• [What the exercise asks] What is the number of lines that include the word "folder"? Provide only that figure.
-- BEGIN --
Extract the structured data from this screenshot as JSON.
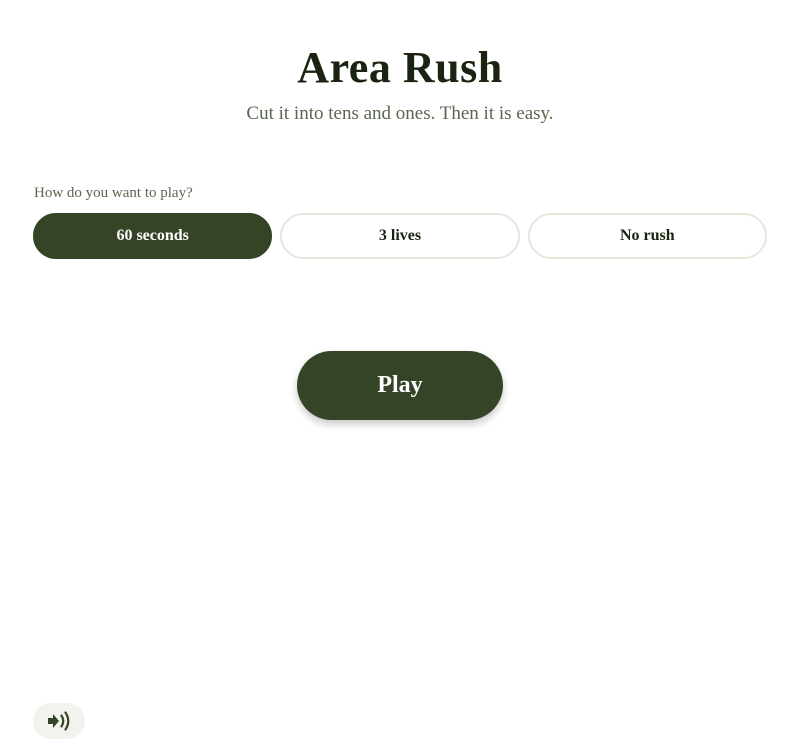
{
  "header": {
    "title": "Area Rush",
    "subtitle": "Cut it into tens and ones. Then it is easy."
  },
  "mode": {
    "prompt": "How do you want to play?",
    "options": [
      {
        "label": "60 seconds",
        "selected": true
      },
      {
        "label": "3 lives",
        "selected": false
      },
      {
        "label": "No rush",
        "selected": false
      }
    ]
  },
  "actions": {
    "play_label": "Play"
  },
  "sound": {
    "icon": "speaker-icon",
    "state": "on"
  },
  "colors": {
    "accent": "#354426",
    "border": "#e8e6dc",
    "muted_text": "#5b6650",
    "sound_bg": "#f3f3ee"
  }
}
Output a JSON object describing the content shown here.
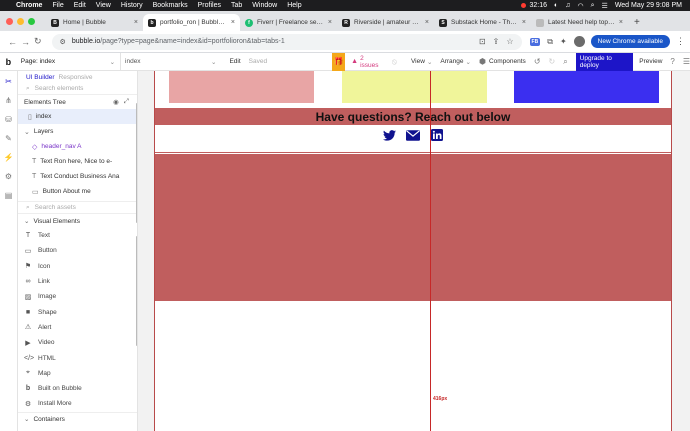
{
  "menubar": {
    "app": "Chrome",
    "items": [
      "File",
      "Edit",
      "View",
      "History",
      "Bookmarks",
      "Profiles",
      "Tab",
      "Window",
      "Help"
    ],
    "timer": "32:16",
    "datetime": "Wed May 29  9:08 PM"
  },
  "tabs": [
    {
      "title": "Home | Bubble",
      "favicon": "B",
      "color": "#222"
    },
    {
      "title": "portfolio_ron | Bubble Editor",
      "favicon": "b",
      "color": "#222"
    },
    {
      "title": "Fiverr | Freelance services",
      "favicon": "f",
      "color": "#1dbf73"
    },
    {
      "title": "Riverside | amateur builder",
      "favicon": "R",
      "color": "#222"
    },
    {
      "title": "Substack Home - The Bubble",
      "favicon": "S",
      "color": "#222"
    },
    {
      "title": "Latest Need help topics",
      "favicon": "",
      "color": "#888"
    }
  ],
  "address": {
    "url_host": "bubble.io",
    "url_path": "/page?type=page&name=index&id=portfolioron&tab=tabs-1",
    "ext_badge": "FB",
    "new_chrome": "New Chrome available"
  },
  "toolbar": {
    "page_label": "Page: index",
    "page_value": "index",
    "edit": "Edit",
    "saved": "Saved",
    "issues": "2 issues",
    "view": "View",
    "arrange": "Arrange",
    "components": "Components",
    "upgrade": "Upgrade to deploy",
    "preview": "Preview"
  },
  "panel": {
    "tab_active": "UI Builder",
    "tab_inactive": "Responsive",
    "search_placeholder": "Search elements",
    "tree_title": "Elements Tree",
    "tree": [
      {
        "label": "index",
        "selected": true
      },
      {
        "label": "Layers",
        "selected": false
      },
      {
        "label": "header_nav A",
        "selected": false
      },
      {
        "label": "Text Ron here, Nice to e-",
        "selected": false
      },
      {
        "label": "Text Conduct Business Ana",
        "selected": false
      },
      {
        "label": "Button About me",
        "selected": false
      }
    ],
    "assets_placeholder": "Search assets",
    "visual_title": "Visual Elements",
    "visual_elements": [
      {
        "label": "Text",
        "icon": "text-icon"
      },
      {
        "label": "Button",
        "icon": "button-icon"
      },
      {
        "label": "Icon",
        "icon": "flag-icon"
      },
      {
        "label": "Link",
        "icon": "link-icon"
      },
      {
        "label": "Image",
        "icon": "image-icon"
      },
      {
        "label": "Shape",
        "icon": "square-icon"
      },
      {
        "label": "Alert",
        "icon": "alert-icon"
      },
      {
        "label": "Video",
        "icon": "video-icon"
      },
      {
        "label": "HTML",
        "icon": "code-icon"
      },
      {
        "label": "Map",
        "icon": "map-icon"
      },
      {
        "label": "Built on Bubble",
        "icon": "bubble-icon"
      },
      {
        "label": "Install More",
        "icon": "plugin-icon"
      }
    ],
    "containers_title": "Containers"
  },
  "canvas": {
    "heading": "Have questions? Reach out below",
    "measure": "416px",
    "colors": {
      "pink": "#e8a5a5",
      "yellow": "#f0f59a",
      "blue": "#3b2ff0",
      "red_block": "#c05e5e",
      "social": "#10138f"
    }
  }
}
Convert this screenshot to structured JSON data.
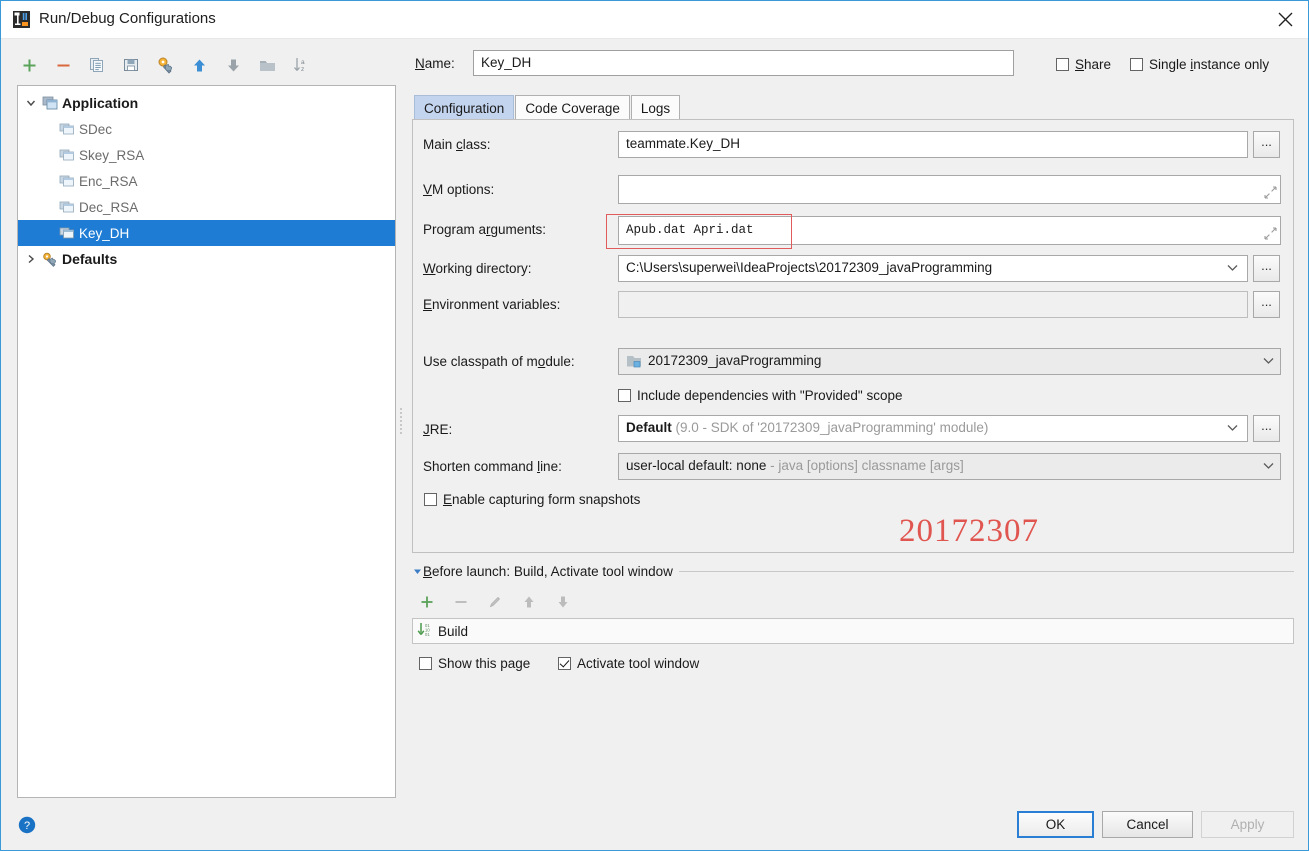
{
  "window": {
    "title": "Run/Debug Configurations",
    "app_icon": "intellij-idea-icon",
    "close_icon": "close-icon"
  },
  "toolbar": {
    "buttons": [
      {
        "name": "add-configuration-button",
        "icon": "plus-icon"
      },
      {
        "name": "remove-configuration-button",
        "icon": "minus-icon"
      },
      {
        "name": "copy-configuration-button",
        "icon": "copy-icon"
      },
      {
        "name": "save-configuration-button",
        "icon": "save-icon"
      },
      {
        "name": "edit-templates-button",
        "icon": "wrench-icon"
      },
      {
        "name": "move-up-button",
        "icon": "arrow-up-icon"
      },
      {
        "name": "move-down-button",
        "icon": "arrow-down-icon"
      },
      {
        "name": "move-into-folder-button",
        "icon": "folder-icon"
      },
      {
        "name": "sort-alphabetically-button",
        "icon": "sort-az-icon"
      }
    ]
  },
  "tree": {
    "items": [
      {
        "label": "Application",
        "icon": "application-icon",
        "bold": true,
        "twisty": "expanded",
        "indent": 0,
        "selected": false
      },
      {
        "label": "SDec",
        "icon": "run-config-icon",
        "bold": false,
        "twisty": "none",
        "indent": 1,
        "selected": false
      },
      {
        "label": "Skey_RSA",
        "icon": "run-config-icon",
        "bold": false,
        "twisty": "none",
        "indent": 1,
        "selected": false
      },
      {
        "label": "Enc_RSA",
        "icon": "run-config-icon",
        "bold": false,
        "twisty": "none",
        "indent": 1,
        "selected": false
      },
      {
        "label": "Dec_RSA",
        "icon": "run-config-icon",
        "bold": false,
        "twisty": "none",
        "indent": 1,
        "selected": false
      },
      {
        "label": "Key_DH",
        "icon": "run-config-icon",
        "bold": false,
        "twisty": "none",
        "indent": 1,
        "selected": true
      },
      {
        "label": "Defaults",
        "icon": "defaults-icon",
        "bold": true,
        "twisty": "collapsed",
        "indent": 0,
        "selected": false
      }
    ]
  },
  "name_row": {
    "label": "Name:",
    "value": "Key_DH",
    "share": {
      "label": "Share",
      "checked": false
    },
    "single_instance": {
      "label": "Single instance only",
      "checked": false
    }
  },
  "tabs": [
    {
      "label": "Configuration",
      "active": true
    },
    {
      "label": "Code Coverage",
      "active": false
    },
    {
      "label": "Logs",
      "active": false
    }
  ],
  "configuration": {
    "main_class": {
      "label": "Main class:",
      "value": "teammate.Key_DH",
      "browse": "..."
    },
    "vm_options": {
      "label": "VM options:",
      "value": "",
      "expand_icon": "expand-icon"
    },
    "program_arguments": {
      "label": "Program arguments:",
      "value": "Apub.dat Apri.dat",
      "expand_icon": "expand-icon",
      "highlight_color": "#e05b5b"
    },
    "working_directory": {
      "label": "Working directory:",
      "value": "C:\\Users\\superwei\\IdeaProjects\\20172309_javaProgramming",
      "browse": "..."
    },
    "environment_variables": {
      "label": "Environment variables:",
      "value": "",
      "browse": "..."
    },
    "use_classpath_of_module": {
      "label": "Use classpath of module:",
      "value": "20172309_javaProgramming",
      "icon": "module-icon"
    },
    "include_provided": {
      "label": "Include dependencies with \"Provided\" scope",
      "checked": false
    },
    "jre": {
      "label": "JRE:",
      "value": "Default",
      "hint": "(9.0 - SDK of '20172309_javaProgramming' module)",
      "browse": "..."
    },
    "shorten_command_line": {
      "label": "Shorten command line:",
      "value": "user-local default: none",
      "hint": "- java [options] classname [args]"
    },
    "enable_snapshots": {
      "label": "Enable capturing form snapshots",
      "checked": false
    },
    "watermark": "20172307"
  },
  "before_launch": {
    "title": "Before launch: Build, Activate tool window",
    "twisty": "expanded",
    "toolbar": [
      {
        "name": "add-task-button",
        "icon": "plus-icon"
      },
      {
        "name": "remove-task-button",
        "icon": "minus-icon"
      },
      {
        "name": "edit-task-button",
        "icon": "pencil-icon"
      },
      {
        "name": "move-task-up-button",
        "icon": "arrow-up-icon"
      },
      {
        "name": "move-task-down-button",
        "icon": "arrow-down-icon"
      }
    ],
    "items": [
      {
        "label": "Build",
        "icon": "build-icon"
      }
    ],
    "show_this_page": {
      "label": "Show this page",
      "checked": false
    },
    "activate_tool_window": {
      "label": "Activate tool window",
      "checked": true
    }
  },
  "footer": {
    "help_icon": "help-icon",
    "ok": "OK",
    "cancel": "Cancel",
    "apply": "Apply"
  }
}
-- END --
• [Reply] 2